Arrived today in Copacabana, which is the town on lake Titicaca that you use to access isla del sol. Lake Titicaca, for those of you who were too busy doing drugs in High School to remember Geography, is the highest lake in the world at an elevation of about 12, 500 ft and is right on the border of Bolivia and Peru. Everyone goes to Isla del Sol usually for a day to see the place where the Incans believe the sun was born. We decided to stay for 2 days. Lake Titicaca itself, although pretty, is nothing special. It's just a lake. Hiking thru Isla del Sol is something else entirely. By far some of the prettiest views I've seen in S.A. We took a boat from the south end and then hiked from the northern end back towards where we were staying in the south end. The hike itself was pretty intense, I thought I was going to pass out for about half of it because you're walking in pure sun at an elevation of about 13,000 ft once you really get into the center of the island. However, we saw the ruins and the "sacred rock" where the sun was born and the views were out of a book. You should look at the pictures.
Isla del Sol is, surprisingly, pretty undeveloped as well which is refreshing. Of course, there are some places to stay on the island but there is no internet, no ATMS, little electricity and most "restaurants" are just a room added on to a family's house where they cook for you. No night clubs, no heating either. This fact has prompted me to start a business on the island so that I can begin the natural westernization process of ruining everything indigenous and making it packaged and commercial. I'll rent donkeys to lazy tourists who would rather ride the island on a pack animal than walking and the ride will end at the Sacred Rock which will have a bar with drinks and souvenirs. 15 bucks for everything. However, I'll need some seed money to get this started, so anybody interested please send cash to torreblanco@gmail.com using paypal. I promise a return on your investment within 10 years.
Tuesday, March 15, 2011
Lago Titicaca
Thursday, March 10, 2011
The Death Road

Came to La Paz and have been mainly bumming around with the Germans and Dessie, a friend we met in Oruro. It's pretty nice here, although so cold that I have to wear gloves at night. The elevation is about 3640 m (11942 ft) and so it gets pretty dicey sometimes.
I'll be honest and say that most of my time spent here hasn't been very..er..culturally centered. We've been mainly in the hostel bar known as Wild Rover which is owned and operated by a bunch of crazy irish people and then going to the after hours club known as "Ruta 36." It's a secret club that changes locations every two weeks. For fear of the differing types of people in my life who are reading this and may judge me, I won't go into details about what goes on there, but it's pretty nuts. Ask me later.

*DATA SUPPLIED*
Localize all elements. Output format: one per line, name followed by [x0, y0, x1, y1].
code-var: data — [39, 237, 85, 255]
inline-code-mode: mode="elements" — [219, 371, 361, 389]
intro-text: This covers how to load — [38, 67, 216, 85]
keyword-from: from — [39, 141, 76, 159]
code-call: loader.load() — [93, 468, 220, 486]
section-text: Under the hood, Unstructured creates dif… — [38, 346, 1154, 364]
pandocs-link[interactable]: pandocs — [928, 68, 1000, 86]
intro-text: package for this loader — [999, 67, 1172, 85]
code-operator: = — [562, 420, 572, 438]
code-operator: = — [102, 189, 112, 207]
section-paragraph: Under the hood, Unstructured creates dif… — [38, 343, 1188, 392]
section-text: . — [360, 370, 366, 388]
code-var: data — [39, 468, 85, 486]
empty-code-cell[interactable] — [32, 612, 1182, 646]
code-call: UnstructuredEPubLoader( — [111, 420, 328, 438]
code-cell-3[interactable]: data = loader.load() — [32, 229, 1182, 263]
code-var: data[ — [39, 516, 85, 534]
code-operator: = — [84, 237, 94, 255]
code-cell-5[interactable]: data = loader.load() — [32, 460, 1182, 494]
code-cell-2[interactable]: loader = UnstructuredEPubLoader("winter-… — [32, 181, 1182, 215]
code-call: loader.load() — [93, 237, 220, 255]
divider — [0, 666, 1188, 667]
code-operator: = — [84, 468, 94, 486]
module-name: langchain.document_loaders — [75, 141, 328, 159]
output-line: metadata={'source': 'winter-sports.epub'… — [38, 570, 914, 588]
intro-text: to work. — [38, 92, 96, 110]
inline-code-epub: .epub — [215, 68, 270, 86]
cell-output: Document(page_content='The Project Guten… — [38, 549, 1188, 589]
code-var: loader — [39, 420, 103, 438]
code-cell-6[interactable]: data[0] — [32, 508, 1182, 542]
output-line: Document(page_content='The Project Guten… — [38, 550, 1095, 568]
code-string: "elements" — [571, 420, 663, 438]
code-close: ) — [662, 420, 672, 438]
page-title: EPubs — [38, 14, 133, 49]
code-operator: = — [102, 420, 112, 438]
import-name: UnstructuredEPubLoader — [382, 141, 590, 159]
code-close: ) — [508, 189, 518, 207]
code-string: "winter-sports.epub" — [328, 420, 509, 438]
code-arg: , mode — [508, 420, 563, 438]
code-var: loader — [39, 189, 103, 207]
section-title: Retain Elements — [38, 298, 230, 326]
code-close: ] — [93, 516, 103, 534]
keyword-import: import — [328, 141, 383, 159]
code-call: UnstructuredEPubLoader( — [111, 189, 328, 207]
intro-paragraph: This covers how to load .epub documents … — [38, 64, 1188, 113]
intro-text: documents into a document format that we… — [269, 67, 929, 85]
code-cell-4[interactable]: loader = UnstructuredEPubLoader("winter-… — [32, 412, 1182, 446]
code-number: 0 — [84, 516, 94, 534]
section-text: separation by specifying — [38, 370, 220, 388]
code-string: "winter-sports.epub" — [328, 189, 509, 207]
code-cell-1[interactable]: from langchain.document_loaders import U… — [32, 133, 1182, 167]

...

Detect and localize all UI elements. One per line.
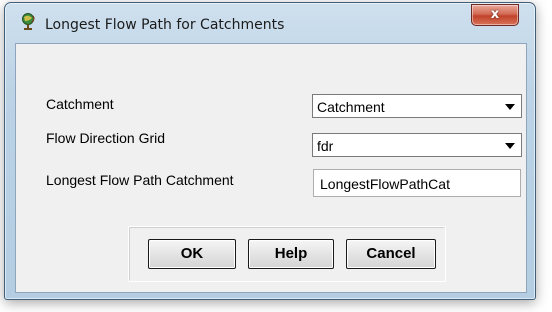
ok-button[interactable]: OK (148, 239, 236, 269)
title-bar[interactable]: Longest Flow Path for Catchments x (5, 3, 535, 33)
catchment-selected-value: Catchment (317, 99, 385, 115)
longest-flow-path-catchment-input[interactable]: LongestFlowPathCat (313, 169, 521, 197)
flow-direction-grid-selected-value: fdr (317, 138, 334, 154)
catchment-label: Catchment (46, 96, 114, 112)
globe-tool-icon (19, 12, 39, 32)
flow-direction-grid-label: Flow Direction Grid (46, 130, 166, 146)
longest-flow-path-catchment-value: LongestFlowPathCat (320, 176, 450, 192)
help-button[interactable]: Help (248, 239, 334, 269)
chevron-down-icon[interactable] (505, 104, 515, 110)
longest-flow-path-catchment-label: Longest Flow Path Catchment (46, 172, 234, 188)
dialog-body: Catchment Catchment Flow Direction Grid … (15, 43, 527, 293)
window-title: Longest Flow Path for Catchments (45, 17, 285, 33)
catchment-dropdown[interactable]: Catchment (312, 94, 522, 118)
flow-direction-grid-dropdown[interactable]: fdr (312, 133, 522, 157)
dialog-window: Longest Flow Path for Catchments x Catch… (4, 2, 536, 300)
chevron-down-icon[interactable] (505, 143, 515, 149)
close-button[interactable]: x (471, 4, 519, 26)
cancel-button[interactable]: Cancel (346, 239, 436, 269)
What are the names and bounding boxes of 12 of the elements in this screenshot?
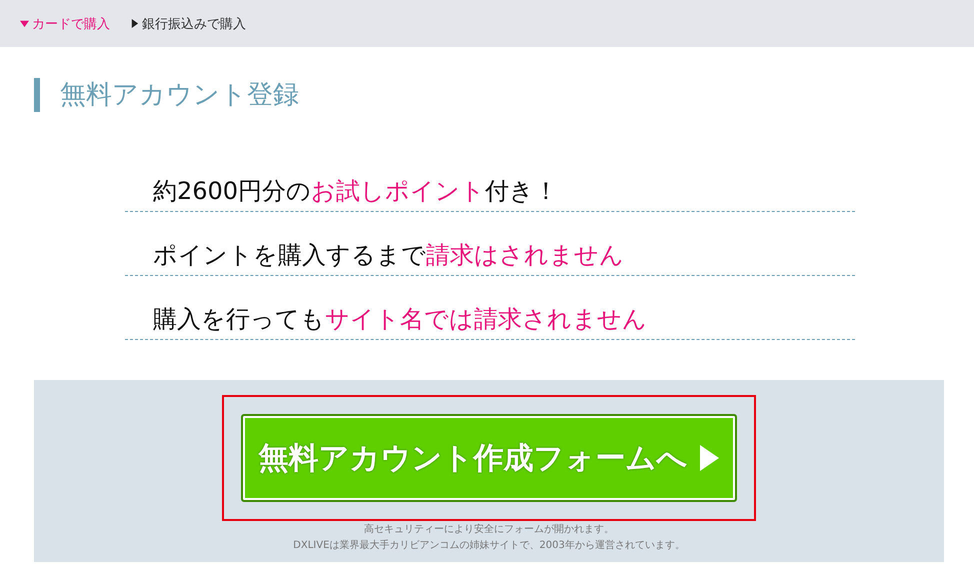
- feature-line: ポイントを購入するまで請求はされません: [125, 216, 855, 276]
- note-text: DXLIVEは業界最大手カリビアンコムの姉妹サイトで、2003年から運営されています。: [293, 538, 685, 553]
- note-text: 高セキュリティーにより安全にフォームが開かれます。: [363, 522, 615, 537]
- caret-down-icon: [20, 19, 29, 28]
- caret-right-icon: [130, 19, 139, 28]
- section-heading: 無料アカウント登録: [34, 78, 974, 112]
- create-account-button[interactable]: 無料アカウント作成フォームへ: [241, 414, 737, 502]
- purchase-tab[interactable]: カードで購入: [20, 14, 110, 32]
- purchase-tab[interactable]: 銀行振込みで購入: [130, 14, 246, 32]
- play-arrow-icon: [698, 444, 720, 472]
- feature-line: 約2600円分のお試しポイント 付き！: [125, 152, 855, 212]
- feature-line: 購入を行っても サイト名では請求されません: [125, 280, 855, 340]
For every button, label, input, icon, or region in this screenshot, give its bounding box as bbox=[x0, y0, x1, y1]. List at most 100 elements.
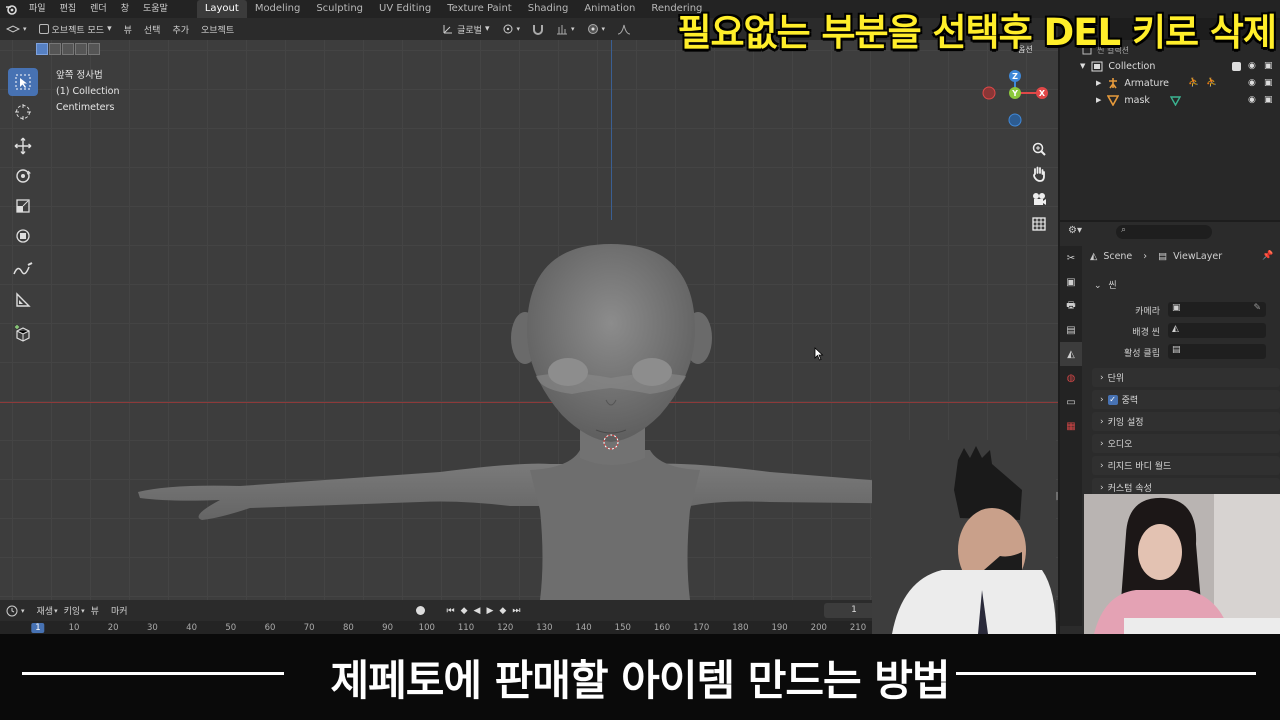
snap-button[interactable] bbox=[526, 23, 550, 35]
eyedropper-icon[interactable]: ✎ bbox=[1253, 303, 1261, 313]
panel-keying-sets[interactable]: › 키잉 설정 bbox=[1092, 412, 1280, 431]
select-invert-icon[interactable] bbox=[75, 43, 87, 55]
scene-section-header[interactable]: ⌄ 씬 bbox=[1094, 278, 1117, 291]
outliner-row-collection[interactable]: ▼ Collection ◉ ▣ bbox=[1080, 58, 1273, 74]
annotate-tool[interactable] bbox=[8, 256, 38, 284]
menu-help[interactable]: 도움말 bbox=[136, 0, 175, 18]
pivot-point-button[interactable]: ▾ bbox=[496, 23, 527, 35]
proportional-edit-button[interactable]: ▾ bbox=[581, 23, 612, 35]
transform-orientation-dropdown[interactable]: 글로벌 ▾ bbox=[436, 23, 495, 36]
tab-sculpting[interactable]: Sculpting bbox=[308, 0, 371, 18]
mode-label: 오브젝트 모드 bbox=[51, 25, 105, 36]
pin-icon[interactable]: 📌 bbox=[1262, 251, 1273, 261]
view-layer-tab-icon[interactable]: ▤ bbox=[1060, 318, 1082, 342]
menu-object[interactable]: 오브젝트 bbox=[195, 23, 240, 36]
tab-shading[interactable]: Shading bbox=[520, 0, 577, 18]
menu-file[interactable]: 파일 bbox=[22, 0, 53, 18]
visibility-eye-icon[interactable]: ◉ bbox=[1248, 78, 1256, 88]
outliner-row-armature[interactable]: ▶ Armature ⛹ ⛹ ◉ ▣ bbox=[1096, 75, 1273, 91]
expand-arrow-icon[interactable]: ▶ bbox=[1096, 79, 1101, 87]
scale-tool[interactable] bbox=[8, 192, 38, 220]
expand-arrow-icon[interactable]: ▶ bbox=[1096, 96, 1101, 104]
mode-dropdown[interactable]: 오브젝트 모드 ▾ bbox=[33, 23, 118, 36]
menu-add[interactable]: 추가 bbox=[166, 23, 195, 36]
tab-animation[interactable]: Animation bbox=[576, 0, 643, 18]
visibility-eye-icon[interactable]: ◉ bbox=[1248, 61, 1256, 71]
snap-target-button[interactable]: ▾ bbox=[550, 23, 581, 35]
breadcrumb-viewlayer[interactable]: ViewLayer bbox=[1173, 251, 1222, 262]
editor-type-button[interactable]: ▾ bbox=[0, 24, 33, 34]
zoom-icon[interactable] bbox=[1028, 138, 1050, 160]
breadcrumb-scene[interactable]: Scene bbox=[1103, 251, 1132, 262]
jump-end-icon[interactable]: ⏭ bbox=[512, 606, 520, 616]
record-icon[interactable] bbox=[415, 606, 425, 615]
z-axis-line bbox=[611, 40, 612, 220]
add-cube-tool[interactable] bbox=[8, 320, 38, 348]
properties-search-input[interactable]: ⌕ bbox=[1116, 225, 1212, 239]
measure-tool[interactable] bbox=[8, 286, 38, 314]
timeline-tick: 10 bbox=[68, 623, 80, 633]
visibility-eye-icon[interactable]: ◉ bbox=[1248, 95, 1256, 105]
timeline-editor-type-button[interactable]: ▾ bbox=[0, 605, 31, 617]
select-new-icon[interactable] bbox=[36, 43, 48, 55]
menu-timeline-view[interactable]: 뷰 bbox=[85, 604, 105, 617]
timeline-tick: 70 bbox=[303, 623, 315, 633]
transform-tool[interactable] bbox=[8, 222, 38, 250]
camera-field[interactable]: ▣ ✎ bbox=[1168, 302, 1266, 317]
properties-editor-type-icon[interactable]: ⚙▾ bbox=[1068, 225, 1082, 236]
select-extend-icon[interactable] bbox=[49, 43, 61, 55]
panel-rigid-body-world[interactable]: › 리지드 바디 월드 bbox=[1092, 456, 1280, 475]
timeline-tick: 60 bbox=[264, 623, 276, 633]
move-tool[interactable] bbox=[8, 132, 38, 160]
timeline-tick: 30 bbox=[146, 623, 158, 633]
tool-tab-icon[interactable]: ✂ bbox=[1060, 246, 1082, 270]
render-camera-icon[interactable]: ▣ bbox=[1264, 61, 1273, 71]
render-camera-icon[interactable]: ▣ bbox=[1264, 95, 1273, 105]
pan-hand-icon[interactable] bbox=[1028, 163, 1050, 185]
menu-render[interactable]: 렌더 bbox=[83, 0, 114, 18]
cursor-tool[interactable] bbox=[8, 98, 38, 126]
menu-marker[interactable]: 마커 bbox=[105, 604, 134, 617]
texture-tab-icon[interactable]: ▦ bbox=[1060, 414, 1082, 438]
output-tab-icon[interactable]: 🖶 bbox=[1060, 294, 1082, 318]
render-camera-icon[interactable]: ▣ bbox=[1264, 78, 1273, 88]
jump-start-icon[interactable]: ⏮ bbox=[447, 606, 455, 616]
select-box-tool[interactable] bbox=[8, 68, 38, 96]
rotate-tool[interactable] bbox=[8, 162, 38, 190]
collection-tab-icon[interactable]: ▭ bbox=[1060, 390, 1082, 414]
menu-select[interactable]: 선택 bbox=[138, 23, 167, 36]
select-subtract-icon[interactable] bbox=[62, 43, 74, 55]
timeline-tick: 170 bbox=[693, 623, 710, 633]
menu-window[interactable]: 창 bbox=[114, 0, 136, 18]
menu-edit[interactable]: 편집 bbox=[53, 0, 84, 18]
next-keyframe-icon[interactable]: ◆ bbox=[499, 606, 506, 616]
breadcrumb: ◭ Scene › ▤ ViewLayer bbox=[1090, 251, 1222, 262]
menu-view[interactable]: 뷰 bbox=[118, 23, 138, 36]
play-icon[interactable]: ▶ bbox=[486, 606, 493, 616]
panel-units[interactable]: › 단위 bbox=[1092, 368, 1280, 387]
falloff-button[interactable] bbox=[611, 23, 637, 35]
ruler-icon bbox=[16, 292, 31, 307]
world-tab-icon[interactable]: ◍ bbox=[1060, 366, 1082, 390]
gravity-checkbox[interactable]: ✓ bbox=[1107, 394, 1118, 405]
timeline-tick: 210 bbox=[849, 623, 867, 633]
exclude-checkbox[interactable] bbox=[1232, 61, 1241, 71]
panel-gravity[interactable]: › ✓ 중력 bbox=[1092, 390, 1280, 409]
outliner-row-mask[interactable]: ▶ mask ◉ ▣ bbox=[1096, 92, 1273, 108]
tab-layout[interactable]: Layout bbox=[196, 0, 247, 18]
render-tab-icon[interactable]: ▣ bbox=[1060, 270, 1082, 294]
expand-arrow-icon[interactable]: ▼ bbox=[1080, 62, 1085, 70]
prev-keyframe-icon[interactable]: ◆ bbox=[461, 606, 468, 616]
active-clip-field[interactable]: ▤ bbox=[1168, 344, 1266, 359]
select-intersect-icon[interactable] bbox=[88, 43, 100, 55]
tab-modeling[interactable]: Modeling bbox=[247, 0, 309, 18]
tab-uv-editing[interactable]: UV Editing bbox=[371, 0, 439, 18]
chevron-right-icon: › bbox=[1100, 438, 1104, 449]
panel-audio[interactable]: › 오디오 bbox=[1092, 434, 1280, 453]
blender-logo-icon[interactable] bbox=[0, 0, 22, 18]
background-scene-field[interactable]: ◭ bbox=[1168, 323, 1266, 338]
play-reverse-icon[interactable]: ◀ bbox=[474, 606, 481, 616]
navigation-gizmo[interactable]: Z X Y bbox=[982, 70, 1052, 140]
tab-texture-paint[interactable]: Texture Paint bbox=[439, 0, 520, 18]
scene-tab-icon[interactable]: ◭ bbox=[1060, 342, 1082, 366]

==

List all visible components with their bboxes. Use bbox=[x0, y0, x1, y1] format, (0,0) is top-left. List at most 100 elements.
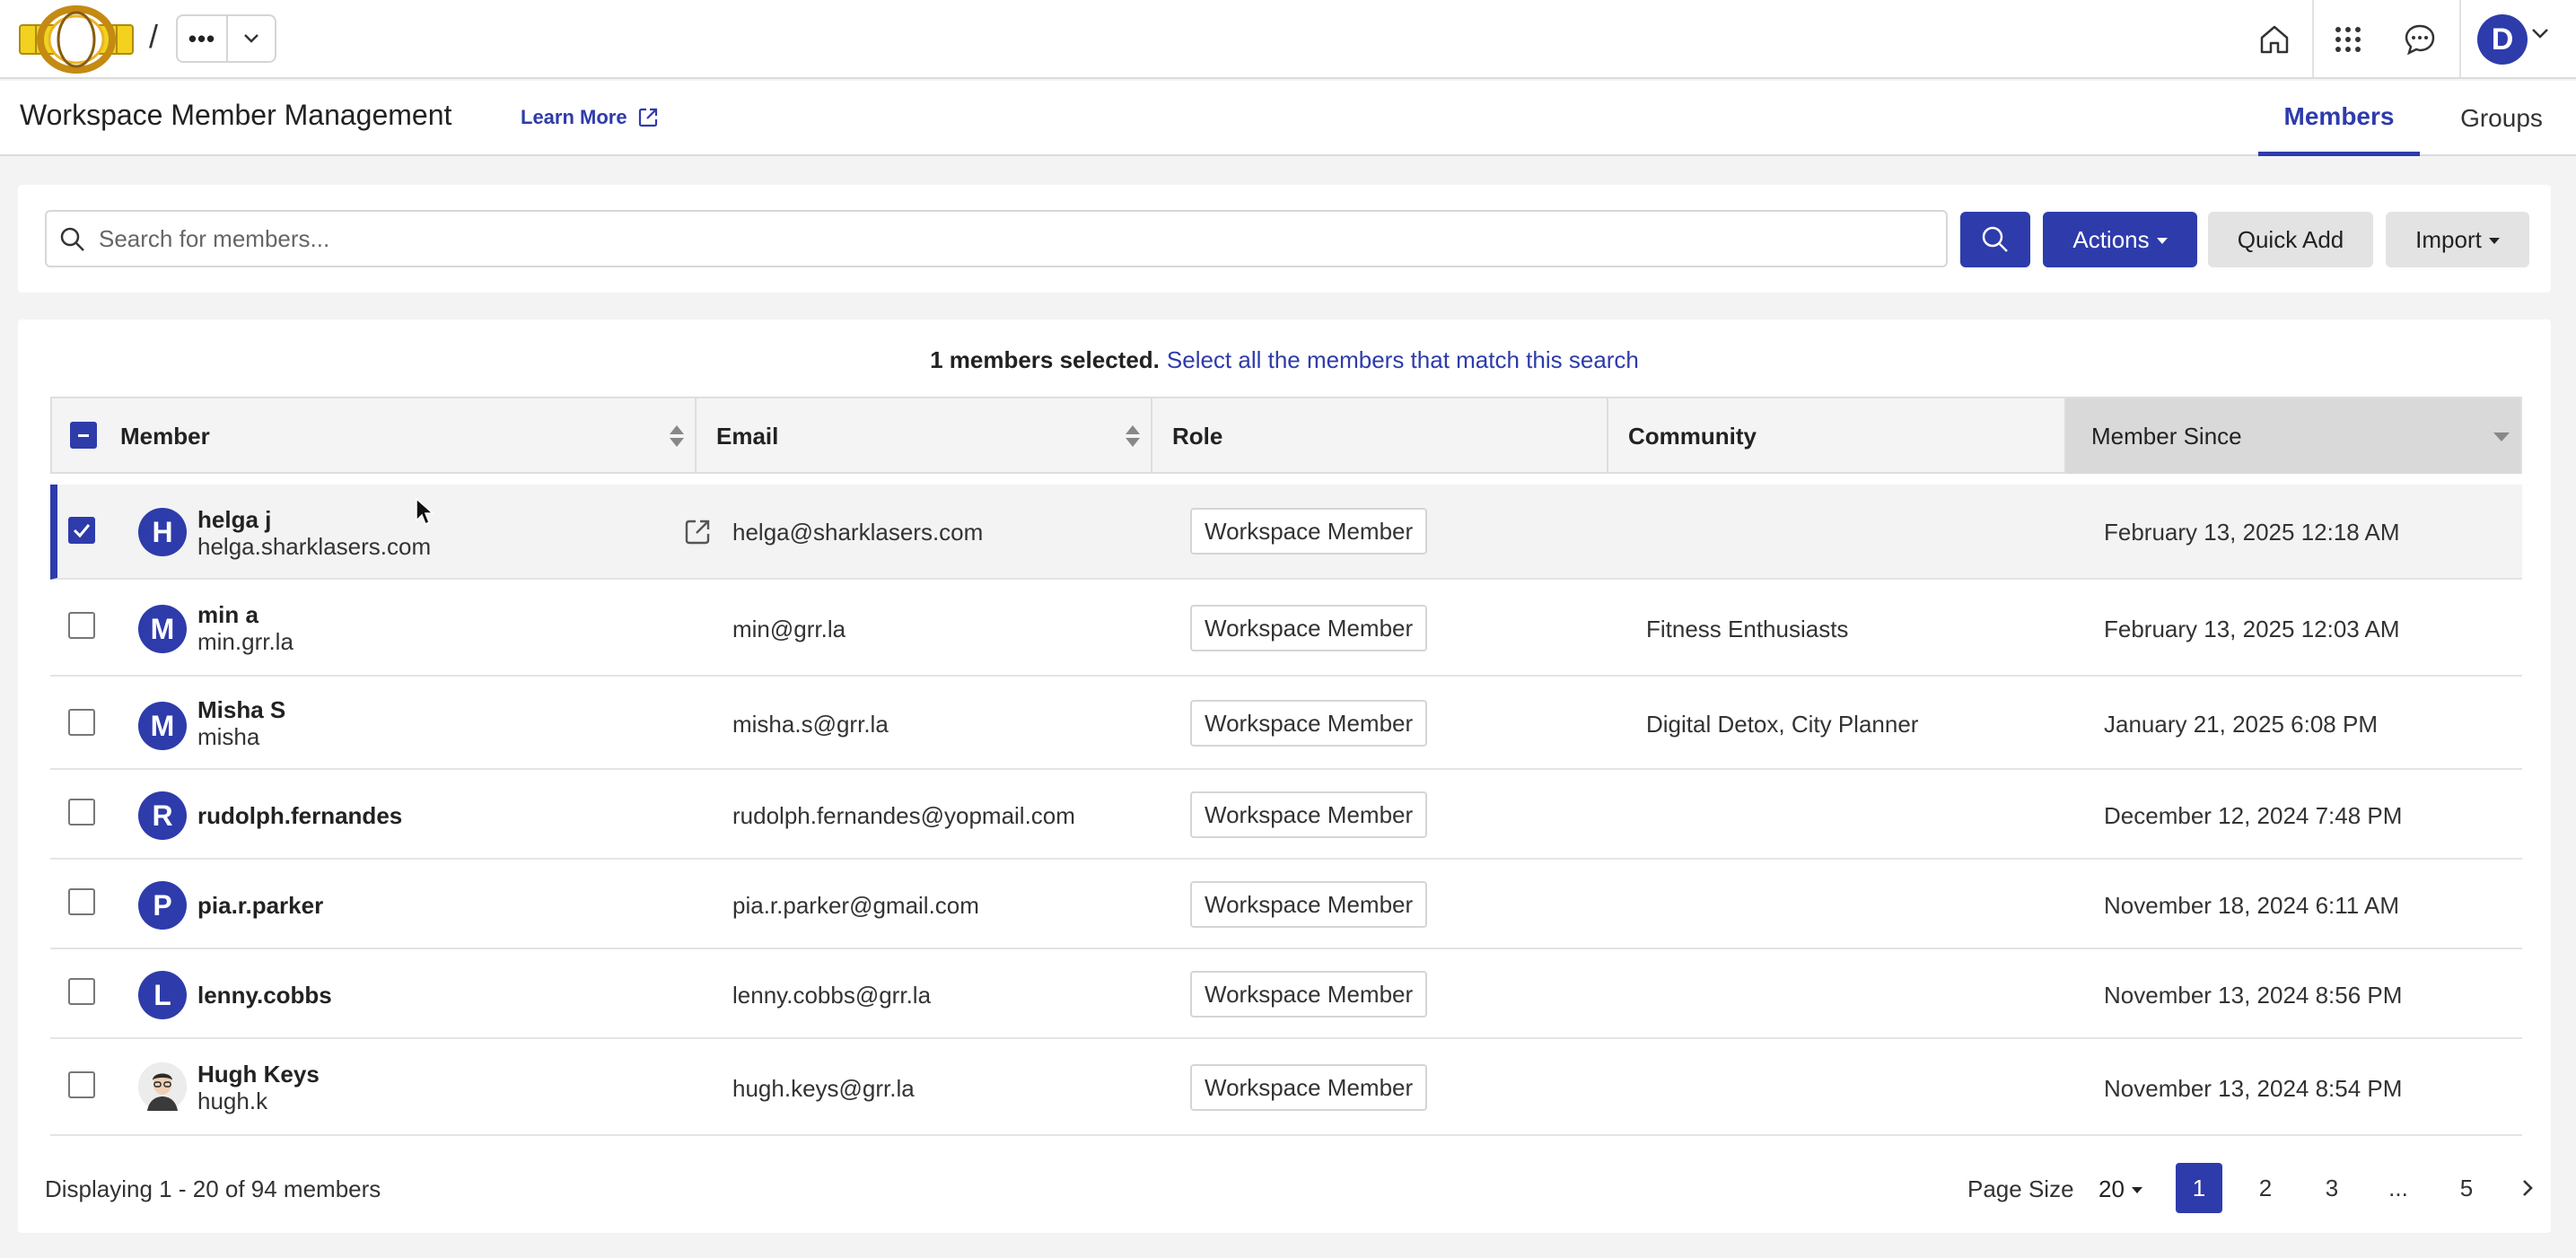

*TASKS TO PERFORM*
A. According to the blog post, which town is used to reach Isla del Sol?
B. Summarize the blog post in two sentences.
C. Retype the stretch of the blog post from "Tuesday, March 15, 2011" through "pretty dicey sometimes.".
The data has no connection to the blog post.

*FINAL RESULTS*
A. Copacabana, a town on Lake Titicaca.

B. The writer came to Copacabana on Lake Titicaca and stayed two days on Isla del Sol, where a grueling hike in strong sun at high elevation led to the ruins, the sacred rock where the Incans believe the sun was born, and some of the prettiest views the writer had seen in South America. The island is mostly undeveloped, and in La Paz the writer has mainly spent time with friends at a hostel bar and a secret after-hours club.

C.
Tuesday, March 15, 2011
Lago Titicaca
Thursday, March 10, 2011
The Death Road

Came to La Paz and have been mainly bumming around with the Germans and Dessie, a friend we met in Oruro. It's pretty nice here, although so cold that I have to wear gloves at night. The elevation is about 3640 m (11942 ft) and so it gets pretty dicey sometimes.